Extract all lines containing "пользования".

BEGIN Material provided

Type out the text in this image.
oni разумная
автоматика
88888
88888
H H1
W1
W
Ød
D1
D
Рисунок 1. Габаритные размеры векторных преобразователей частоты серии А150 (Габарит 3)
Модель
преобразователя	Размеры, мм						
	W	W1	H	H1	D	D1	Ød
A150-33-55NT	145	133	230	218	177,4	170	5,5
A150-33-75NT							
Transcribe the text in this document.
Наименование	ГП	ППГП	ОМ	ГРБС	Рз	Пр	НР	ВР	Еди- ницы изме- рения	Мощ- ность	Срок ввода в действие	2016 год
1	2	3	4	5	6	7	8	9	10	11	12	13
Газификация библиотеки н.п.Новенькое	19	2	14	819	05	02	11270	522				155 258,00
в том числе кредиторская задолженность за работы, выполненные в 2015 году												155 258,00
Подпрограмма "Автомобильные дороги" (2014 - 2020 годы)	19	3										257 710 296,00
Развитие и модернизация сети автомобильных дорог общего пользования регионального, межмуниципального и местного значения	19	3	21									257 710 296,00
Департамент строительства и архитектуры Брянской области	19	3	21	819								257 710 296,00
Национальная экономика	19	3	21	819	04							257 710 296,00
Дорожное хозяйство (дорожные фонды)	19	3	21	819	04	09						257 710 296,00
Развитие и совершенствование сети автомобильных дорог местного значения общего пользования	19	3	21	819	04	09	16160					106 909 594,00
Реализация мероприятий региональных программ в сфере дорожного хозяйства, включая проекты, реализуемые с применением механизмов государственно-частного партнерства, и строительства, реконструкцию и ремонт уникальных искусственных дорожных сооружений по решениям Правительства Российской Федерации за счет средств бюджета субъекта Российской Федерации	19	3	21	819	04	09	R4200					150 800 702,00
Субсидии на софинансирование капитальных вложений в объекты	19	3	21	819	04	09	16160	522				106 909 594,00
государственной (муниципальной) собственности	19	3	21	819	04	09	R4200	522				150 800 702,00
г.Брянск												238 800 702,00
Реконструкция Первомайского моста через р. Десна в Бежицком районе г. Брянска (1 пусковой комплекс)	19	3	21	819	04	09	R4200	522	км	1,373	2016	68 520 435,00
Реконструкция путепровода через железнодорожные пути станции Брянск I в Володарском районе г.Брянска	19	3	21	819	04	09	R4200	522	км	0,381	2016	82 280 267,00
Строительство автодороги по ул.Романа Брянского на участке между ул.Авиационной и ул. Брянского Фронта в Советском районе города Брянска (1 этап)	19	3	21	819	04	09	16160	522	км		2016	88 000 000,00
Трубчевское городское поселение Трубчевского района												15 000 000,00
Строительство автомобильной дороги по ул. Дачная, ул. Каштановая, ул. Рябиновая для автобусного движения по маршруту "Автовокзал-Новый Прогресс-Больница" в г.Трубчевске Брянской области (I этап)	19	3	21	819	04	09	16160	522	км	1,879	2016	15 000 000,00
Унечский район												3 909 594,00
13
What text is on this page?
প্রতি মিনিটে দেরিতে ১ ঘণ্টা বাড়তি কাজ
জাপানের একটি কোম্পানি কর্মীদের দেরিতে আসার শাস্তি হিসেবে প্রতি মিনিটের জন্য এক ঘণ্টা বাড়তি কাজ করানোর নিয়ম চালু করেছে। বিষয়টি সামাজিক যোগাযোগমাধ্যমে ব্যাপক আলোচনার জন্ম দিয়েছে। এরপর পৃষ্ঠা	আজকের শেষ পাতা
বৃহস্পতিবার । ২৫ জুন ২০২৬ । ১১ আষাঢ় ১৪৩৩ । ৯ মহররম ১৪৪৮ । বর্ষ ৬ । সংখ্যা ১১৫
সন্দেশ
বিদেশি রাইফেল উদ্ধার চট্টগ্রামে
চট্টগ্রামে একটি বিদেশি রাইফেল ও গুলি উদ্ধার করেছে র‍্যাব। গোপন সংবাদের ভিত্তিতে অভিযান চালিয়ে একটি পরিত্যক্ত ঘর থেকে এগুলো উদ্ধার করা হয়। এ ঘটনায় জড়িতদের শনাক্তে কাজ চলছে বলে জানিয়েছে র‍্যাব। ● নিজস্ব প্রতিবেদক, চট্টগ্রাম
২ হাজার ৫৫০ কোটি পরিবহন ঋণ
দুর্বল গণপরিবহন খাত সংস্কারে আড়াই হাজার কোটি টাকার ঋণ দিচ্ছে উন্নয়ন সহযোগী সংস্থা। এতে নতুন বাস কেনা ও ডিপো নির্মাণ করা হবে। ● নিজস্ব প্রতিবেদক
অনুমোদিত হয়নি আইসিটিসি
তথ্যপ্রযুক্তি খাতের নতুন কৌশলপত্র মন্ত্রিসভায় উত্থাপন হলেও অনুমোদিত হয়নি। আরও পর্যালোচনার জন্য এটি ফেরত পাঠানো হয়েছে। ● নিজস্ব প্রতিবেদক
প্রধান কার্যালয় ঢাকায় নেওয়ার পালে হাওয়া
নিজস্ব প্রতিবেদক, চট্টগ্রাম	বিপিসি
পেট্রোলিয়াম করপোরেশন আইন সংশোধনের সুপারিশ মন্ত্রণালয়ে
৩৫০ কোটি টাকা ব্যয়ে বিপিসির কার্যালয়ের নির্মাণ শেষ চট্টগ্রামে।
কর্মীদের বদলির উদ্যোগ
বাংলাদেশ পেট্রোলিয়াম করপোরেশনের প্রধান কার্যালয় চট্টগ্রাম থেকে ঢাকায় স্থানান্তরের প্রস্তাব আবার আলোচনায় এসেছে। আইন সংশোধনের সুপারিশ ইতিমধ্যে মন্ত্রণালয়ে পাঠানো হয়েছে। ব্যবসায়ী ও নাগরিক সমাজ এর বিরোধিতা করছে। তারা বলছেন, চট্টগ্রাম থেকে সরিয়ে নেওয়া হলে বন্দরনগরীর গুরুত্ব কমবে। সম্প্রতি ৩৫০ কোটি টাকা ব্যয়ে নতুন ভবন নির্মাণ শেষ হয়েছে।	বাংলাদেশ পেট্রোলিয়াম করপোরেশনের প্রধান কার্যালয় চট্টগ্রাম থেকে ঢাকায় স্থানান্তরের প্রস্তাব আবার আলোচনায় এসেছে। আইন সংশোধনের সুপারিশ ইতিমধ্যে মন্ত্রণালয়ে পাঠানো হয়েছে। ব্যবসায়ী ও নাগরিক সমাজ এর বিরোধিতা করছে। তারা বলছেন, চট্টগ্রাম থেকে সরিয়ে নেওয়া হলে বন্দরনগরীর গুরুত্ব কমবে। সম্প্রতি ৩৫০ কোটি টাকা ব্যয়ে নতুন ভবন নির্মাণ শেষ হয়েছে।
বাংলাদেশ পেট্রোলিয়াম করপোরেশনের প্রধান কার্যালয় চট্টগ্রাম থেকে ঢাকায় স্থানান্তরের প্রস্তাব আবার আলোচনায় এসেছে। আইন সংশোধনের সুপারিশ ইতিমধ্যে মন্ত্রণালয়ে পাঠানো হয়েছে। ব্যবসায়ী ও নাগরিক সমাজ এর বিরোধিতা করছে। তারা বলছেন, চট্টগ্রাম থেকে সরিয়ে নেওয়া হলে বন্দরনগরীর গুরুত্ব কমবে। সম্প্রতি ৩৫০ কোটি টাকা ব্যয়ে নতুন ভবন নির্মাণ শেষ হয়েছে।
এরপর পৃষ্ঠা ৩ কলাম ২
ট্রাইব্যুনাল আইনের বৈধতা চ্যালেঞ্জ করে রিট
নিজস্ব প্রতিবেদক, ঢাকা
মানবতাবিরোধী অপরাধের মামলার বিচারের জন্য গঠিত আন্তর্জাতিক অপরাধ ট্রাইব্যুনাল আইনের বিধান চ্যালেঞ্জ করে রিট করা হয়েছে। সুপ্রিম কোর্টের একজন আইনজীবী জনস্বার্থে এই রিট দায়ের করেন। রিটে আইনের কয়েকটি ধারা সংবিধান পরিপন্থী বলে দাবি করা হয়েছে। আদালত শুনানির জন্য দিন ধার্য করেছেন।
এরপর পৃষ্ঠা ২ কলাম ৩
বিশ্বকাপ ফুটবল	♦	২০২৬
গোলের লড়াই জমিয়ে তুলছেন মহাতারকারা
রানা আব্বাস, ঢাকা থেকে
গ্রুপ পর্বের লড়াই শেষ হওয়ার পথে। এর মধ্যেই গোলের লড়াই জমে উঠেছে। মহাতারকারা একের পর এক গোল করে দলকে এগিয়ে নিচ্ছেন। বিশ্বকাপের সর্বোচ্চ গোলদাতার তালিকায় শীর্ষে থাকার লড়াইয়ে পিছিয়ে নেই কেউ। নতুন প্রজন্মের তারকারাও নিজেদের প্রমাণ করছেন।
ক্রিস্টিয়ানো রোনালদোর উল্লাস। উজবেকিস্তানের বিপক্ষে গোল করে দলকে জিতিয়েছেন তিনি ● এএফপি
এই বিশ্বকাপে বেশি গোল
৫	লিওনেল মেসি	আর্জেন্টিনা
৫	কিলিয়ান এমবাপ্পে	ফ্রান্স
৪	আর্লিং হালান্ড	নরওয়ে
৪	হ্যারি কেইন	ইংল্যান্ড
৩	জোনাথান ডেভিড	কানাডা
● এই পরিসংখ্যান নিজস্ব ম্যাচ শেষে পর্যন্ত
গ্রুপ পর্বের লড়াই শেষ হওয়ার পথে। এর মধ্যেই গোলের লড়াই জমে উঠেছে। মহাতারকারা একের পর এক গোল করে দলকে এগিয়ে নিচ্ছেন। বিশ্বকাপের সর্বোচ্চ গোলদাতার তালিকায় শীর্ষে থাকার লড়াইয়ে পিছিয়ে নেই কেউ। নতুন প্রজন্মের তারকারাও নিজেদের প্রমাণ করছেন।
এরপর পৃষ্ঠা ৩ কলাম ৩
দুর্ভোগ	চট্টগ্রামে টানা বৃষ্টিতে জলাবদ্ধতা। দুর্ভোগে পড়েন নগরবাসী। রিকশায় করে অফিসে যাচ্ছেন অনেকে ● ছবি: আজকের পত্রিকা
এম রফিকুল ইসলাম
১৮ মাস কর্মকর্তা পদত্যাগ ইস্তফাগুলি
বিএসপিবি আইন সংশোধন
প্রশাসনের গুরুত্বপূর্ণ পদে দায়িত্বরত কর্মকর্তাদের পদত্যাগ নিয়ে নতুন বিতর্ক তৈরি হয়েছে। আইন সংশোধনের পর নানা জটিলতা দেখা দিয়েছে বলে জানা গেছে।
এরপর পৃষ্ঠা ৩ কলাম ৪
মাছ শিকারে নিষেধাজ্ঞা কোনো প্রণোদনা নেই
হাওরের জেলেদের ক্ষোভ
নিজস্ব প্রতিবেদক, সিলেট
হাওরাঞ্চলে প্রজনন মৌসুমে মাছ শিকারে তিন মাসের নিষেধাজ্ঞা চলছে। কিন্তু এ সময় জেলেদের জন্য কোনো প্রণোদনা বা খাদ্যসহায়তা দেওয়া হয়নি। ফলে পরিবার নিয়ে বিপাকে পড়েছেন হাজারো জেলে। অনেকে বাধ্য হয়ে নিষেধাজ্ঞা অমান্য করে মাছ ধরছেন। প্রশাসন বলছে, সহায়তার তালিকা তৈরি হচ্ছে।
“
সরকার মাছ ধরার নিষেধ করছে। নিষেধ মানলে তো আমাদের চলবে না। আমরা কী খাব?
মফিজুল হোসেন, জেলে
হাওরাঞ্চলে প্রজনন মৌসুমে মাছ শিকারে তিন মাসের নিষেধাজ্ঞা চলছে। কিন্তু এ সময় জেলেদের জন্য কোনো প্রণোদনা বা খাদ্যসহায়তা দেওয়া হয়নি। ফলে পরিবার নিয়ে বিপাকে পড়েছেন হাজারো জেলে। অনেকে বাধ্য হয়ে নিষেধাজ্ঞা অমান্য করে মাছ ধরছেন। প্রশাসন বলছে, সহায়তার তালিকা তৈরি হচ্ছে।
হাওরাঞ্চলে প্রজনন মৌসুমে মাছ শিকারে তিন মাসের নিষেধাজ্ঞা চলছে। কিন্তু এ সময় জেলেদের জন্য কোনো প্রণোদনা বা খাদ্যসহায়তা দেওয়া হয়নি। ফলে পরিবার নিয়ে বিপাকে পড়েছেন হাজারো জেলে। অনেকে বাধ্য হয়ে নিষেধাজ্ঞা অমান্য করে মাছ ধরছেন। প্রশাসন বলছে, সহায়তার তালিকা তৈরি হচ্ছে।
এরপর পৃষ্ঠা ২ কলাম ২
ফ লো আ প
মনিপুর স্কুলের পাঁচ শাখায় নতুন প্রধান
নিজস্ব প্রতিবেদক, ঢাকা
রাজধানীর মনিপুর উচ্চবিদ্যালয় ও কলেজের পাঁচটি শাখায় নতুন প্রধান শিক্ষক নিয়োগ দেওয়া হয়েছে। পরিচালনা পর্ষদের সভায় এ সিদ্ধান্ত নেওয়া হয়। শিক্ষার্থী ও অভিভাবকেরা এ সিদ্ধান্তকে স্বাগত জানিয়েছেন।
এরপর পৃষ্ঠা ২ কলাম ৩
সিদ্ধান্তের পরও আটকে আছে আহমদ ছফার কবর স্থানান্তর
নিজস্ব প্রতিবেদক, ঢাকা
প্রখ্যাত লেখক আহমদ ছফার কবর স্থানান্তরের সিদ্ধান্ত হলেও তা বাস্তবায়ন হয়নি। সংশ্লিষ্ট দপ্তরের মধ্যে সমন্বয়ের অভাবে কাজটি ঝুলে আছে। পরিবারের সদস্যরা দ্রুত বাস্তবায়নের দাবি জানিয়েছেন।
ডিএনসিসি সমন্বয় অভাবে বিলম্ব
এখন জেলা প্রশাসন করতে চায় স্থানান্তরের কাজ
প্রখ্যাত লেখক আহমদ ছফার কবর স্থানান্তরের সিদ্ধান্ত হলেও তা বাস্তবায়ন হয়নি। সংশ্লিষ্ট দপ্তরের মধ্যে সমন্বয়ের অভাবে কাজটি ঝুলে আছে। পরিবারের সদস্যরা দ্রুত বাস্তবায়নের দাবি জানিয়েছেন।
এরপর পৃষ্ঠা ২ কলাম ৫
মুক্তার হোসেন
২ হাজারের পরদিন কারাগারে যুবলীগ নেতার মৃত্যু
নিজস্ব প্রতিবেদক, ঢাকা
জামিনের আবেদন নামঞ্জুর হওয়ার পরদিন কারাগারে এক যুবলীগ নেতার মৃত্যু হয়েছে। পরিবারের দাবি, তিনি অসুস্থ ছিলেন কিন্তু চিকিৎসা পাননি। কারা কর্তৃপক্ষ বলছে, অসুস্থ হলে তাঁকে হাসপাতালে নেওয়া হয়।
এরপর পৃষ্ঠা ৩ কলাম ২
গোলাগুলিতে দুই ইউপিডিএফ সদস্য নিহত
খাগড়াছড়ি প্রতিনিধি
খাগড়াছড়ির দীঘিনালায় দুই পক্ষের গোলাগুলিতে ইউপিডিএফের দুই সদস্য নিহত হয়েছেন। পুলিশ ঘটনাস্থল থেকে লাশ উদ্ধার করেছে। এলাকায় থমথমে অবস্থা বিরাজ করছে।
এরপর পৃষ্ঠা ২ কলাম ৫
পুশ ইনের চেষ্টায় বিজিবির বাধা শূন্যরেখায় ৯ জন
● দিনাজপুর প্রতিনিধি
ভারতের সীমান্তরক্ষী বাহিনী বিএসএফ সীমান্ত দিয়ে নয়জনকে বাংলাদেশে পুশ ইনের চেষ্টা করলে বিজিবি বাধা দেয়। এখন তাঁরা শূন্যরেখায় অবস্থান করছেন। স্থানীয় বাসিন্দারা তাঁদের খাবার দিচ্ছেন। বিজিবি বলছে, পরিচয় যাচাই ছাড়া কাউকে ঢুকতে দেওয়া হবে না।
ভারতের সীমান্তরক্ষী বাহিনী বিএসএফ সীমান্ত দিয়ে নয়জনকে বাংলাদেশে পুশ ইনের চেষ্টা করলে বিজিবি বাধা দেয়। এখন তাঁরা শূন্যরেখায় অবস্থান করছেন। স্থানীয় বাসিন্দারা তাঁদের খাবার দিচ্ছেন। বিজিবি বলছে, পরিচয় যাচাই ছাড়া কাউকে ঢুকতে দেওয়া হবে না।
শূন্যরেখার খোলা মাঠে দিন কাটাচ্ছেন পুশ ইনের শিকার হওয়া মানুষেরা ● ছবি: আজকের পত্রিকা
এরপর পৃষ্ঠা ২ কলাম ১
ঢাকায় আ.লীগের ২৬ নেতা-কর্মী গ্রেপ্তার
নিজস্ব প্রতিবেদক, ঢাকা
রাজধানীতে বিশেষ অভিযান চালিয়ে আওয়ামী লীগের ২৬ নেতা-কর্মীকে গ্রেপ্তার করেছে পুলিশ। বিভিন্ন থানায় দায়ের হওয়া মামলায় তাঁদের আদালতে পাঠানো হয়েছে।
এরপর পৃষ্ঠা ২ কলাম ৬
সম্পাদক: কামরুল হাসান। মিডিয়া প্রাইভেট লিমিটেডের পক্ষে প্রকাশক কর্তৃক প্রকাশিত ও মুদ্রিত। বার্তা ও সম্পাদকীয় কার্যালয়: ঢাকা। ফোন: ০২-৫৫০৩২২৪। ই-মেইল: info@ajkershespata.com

END Material provided

> [Task solution]
Развитие и модернизация сети автомобильных дорог общего пользования регионального, межмуниципального и местного значения	19	3	21									257 710 296,00
Развитие и совершенствование сети автомобильных дорог местного значения общего пользования	19	3	21	819	04	09	16160					106 909 594,00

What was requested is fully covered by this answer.